Copy every line of the items below without changing any word, number, bracket or spacing.

== Provided data ==

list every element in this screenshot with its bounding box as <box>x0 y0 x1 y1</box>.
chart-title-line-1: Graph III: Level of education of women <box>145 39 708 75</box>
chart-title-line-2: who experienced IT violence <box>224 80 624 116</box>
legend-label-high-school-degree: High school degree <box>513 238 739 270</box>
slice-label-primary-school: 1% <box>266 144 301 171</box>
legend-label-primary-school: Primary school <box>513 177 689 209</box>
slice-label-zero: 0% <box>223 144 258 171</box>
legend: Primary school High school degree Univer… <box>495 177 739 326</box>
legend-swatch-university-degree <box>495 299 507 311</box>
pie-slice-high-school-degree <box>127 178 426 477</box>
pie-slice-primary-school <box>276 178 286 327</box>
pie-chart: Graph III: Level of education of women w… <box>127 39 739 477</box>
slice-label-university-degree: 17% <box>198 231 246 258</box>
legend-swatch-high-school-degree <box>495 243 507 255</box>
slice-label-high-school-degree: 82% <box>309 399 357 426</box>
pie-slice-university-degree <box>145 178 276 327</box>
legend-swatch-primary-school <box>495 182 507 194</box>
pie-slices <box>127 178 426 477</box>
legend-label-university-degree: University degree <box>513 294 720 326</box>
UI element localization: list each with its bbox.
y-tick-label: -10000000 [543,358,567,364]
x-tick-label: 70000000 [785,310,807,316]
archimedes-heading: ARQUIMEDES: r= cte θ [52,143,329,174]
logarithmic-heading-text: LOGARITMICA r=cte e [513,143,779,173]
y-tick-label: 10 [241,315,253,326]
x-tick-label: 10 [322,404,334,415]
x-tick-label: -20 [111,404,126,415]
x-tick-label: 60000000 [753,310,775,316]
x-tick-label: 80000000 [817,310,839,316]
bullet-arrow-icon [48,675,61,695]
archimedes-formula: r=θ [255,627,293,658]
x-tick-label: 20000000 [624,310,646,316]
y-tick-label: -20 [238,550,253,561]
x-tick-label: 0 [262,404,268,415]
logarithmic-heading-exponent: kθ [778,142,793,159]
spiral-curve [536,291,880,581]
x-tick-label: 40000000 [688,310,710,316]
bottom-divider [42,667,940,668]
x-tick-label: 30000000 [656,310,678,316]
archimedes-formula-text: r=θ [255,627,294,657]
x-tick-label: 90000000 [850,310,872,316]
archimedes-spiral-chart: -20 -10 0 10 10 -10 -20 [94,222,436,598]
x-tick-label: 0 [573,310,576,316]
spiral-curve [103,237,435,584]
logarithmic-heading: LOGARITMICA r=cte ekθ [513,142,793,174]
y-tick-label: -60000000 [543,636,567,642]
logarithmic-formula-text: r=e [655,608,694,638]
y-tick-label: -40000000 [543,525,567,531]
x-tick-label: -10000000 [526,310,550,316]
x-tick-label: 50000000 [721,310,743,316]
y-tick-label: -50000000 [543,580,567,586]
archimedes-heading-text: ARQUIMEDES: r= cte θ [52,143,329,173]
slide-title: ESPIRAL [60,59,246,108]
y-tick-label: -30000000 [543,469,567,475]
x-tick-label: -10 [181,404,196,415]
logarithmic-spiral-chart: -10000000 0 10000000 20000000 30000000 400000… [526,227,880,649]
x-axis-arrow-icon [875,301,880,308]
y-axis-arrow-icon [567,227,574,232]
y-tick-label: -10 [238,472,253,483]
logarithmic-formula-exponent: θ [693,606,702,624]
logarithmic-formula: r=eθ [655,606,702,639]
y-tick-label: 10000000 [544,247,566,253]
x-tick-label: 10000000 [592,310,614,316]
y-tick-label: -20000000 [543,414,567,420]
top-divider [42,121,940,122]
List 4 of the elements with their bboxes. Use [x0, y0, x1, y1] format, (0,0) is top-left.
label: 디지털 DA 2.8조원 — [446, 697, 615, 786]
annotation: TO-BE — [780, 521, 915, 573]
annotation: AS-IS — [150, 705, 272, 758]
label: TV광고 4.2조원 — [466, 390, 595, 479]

===

* **Exercise answer**
list every element in this screenshot with its bounding box as <box>x0 y0 x1 y1</box>.
chart-title-line-1: Graph III: Level of education of women <box>145 39 708 75</box>
chart-title-line-2: who experienced IT violence <box>224 80 624 116</box>
legend-label-high-school-degree: High school degree <box>513 238 739 270</box>
slice-label-primary-school: 1% <box>266 144 301 171</box>
legend-label-primary-school: Primary school <box>513 177 689 209</box>
slice-label-zero: 0% <box>223 144 258 171</box>
legend: Primary school High school degree Univer… <box>495 177 739 326</box>
legend-swatch-university-degree <box>495 299 507 311</box>
pie-slice-high-school-degree <box>127 178 426 477</box>
pie-slice-primary-school <box>276 178 286 327</box>
pie-chart: Graph III: Level of education of women w… <box>127 39 739 477</box>
slice-label-university-degree: 17% <box>198 231 246 258</box>
legend-swatch-high-school-degree <box>495 243 507 255</box>
slice-label-high-school-degree: 82% <box>309 399 357 426</box>
pie-slice-university-degree <box>145 178 276 327</box>
legend-swatch-primary-school <box>495 182 507 194</box>
pie-slices <box>127 178 426 477</box>
legend-label-university-degree: University degree <box>513 294 720 326</box>
UI element localization: list each with its bbox.
y-tick-label: -10000000 [543,358,567,364]
x-tick-label: 70000000 [785,310,807,316]
archimedes-heading: ARQUIMEDES: r= cte θ [52,143,329,174]
logarithmic-heading-text: LOGARITMICA r=cte e [513,143,779,173]
y-tick-label: 10 [241,315,253,326]
x-tick-label: 10 [322,404,334,415]
x-tick-label: -20 [111,404,126,415]
x-tick-label: 60000000 [753,310,775,316]
x-tick-label: 80000000 [817,310,839,316]
bullet-arrow-icon [48,675,61,695]
archimedes-formula: r=θ [255,627,293,658]
x-tick-label: 20000000 [624,310,646,316]
y-tick-label: -20 [238,550,253,561]
x-tick-label: 0 [262,404,268,415]
logarithmic-heading-exponent: kθ [778,142,793,159]
spiral-curve [536,291,880,581]
x-tick-label: 40000000 [688,310,710,316]
bottom-divider [42,667,940,668]
x-tick-label: 30000000 [656,310,678,316]
archimedes-formula-text: r=θ [255,627,294,657]
x-tick-label: 90000000 [850,310,872,316]
archimedes-spiral-chart: -20 -10 0 10 10 -10 -20 [94,222,436,598]
x-tick-label: 0 [573,310,576,316]
spiral-curve [103,237,435,584]
logarithmic-heading: LOGARITMICA r=cte ekθ [513,142,793,174]
y-tick-label: -60000000 [543,636,567,642]
logarithmic-formula-text: r=e [655,608,694,638]
y-tick-label: -40000000 [543,525,567,531]
x-tick-label: -10000000 [526,310,550,316]
x-tick-label: 50000000 [721,310,743,316]
y-tick-label: -50000000 [543,580,567,586]
archimedes-heading-text: ARQUIMEDES: r= cte θ [52,143,329,173]
slide-title: ESPIRAL [60,59,246,108]
y-tick-label: -30000000 [543,469,567,475]
x-tick-label: -10 [181,404,196,415]
logarithmic-spiral-chart: -10000000 0 10000000 20000000 30000000 400000… [526,227,880,649]
x-axis-arrow-icon [875,301,880,308]
y-axis-arrow-icon [567,227,574,232]
y-tick-label: -10 [238,472,253,483]
logarithmic-formula-exponent: θ [693,606,702,624]
logarithmic-formula: r=eθ [655,606,702,639]
y-tick-label: 10000000 [544,247,566,253]
x-tick-label: 10000000 [592,310,614,316]
y-tick-label: -20000000 [543,414,567,420]
top-divider [42,121,940,122]
List 4 of the elements with their bboxes. Use [x0, y0, x1, y1] format, (0,0) is top-left.
label: 디지털 DA 2.8조원 — [446, 697, 615, 786]
annotation: TO-BE — [780, 521, 915, 573]
annotation: AS-IS — [150, 705, 272, 758]
label: TV광고 4.2조원 — [466, 390, 595, 479]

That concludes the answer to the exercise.